## To be done
From the listing below, extract each line containing the string "Наталія".

## Records shown
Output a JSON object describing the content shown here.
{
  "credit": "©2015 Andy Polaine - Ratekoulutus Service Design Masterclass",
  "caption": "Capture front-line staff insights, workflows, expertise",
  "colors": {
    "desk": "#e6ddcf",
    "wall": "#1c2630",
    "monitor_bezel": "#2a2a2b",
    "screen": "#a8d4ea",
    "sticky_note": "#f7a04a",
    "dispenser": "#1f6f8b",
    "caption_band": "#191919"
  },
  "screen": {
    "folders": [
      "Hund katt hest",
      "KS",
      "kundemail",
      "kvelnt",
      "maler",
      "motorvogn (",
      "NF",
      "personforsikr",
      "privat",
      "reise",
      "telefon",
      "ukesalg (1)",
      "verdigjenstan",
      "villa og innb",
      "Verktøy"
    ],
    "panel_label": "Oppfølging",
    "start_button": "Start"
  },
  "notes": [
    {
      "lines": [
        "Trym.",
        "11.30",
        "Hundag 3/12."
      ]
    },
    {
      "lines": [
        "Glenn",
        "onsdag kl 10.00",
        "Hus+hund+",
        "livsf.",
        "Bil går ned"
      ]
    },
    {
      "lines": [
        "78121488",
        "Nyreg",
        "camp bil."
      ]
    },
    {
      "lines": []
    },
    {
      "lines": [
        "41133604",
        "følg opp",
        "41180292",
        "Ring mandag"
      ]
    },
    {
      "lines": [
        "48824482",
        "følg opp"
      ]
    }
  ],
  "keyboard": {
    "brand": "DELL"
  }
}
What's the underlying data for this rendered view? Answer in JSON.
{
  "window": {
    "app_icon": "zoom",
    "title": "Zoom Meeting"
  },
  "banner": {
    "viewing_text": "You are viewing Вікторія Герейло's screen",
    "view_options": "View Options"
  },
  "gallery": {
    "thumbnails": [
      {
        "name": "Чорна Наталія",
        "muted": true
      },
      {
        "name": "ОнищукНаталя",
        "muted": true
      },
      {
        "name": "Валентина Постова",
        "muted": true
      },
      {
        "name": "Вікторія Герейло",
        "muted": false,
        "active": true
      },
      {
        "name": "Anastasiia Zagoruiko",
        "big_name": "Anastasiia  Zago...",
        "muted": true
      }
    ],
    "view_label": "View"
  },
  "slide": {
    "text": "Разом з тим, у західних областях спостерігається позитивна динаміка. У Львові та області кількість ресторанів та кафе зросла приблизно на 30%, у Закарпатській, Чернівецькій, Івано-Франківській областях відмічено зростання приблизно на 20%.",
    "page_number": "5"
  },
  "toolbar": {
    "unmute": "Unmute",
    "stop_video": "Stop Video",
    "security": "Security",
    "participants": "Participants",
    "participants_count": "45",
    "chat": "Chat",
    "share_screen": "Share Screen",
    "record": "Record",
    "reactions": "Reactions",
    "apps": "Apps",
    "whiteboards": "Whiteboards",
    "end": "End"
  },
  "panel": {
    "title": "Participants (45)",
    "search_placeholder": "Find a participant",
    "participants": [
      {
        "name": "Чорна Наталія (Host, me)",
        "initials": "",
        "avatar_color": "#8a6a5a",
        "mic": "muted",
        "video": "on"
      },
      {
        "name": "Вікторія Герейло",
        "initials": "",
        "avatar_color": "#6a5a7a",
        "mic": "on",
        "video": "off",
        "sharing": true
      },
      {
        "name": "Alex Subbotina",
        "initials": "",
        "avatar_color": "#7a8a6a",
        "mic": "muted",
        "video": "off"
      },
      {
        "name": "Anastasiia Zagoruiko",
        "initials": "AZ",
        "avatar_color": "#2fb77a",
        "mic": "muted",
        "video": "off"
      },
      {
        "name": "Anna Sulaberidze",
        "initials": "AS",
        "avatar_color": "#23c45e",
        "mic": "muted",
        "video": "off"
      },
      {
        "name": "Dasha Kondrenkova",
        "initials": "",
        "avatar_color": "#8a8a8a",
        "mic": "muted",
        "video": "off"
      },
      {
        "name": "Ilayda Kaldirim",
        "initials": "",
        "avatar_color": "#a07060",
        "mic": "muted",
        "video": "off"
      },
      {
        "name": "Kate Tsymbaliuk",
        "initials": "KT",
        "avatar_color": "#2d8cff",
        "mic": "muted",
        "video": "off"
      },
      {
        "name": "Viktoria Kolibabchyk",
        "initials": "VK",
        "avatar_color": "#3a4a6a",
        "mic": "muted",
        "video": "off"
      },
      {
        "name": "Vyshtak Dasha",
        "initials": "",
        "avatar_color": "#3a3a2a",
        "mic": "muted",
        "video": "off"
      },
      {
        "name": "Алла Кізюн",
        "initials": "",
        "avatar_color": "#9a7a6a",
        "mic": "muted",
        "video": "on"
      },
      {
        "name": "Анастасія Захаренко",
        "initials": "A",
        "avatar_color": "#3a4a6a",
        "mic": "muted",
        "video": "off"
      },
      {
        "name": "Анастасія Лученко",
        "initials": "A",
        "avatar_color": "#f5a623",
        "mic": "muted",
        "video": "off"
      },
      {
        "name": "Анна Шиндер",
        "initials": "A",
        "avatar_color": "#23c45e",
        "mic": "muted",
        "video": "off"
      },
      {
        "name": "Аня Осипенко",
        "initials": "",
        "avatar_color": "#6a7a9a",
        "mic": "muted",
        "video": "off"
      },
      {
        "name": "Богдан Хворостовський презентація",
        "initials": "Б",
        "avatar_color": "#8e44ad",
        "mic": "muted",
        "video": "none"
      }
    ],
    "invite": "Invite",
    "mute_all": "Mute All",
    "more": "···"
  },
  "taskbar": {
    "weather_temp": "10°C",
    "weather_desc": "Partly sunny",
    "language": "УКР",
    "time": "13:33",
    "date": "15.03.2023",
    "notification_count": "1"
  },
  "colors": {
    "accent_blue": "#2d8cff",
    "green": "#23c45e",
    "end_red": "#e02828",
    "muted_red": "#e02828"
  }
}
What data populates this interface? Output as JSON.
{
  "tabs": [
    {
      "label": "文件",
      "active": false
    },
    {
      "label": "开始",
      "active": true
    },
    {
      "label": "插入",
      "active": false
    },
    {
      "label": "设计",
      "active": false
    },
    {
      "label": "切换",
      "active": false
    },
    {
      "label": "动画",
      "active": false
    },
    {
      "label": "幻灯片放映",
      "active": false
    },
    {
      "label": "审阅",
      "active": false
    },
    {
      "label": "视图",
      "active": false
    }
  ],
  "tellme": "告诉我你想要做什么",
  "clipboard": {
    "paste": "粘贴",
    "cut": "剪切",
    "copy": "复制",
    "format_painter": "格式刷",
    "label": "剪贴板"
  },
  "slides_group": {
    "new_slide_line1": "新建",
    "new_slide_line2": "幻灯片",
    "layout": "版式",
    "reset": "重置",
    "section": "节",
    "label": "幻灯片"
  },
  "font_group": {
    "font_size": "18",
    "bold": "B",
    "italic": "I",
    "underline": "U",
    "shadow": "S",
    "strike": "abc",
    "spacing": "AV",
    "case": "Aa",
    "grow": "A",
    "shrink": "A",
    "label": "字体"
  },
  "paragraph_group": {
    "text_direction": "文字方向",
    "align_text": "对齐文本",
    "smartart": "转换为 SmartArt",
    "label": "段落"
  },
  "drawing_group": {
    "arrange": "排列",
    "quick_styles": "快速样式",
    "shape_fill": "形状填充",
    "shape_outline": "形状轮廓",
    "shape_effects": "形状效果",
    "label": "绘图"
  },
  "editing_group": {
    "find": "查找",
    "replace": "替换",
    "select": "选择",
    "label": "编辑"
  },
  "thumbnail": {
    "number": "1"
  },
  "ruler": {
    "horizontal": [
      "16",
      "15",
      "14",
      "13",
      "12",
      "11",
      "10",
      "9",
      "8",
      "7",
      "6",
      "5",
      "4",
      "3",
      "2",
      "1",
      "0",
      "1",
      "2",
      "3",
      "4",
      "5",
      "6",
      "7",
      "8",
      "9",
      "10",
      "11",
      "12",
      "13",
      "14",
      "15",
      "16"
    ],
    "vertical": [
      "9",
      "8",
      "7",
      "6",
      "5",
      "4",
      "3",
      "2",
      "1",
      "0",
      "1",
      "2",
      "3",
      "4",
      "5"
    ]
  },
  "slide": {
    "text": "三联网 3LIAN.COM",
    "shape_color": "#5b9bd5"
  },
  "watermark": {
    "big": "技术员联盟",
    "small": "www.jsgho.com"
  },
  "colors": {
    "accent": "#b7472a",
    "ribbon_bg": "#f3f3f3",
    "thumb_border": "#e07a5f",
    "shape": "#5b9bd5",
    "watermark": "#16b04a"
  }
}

## Output of the exercise
        "name": "Чорна Наталія",
        "name": "Чорна Наталія (Host, me)",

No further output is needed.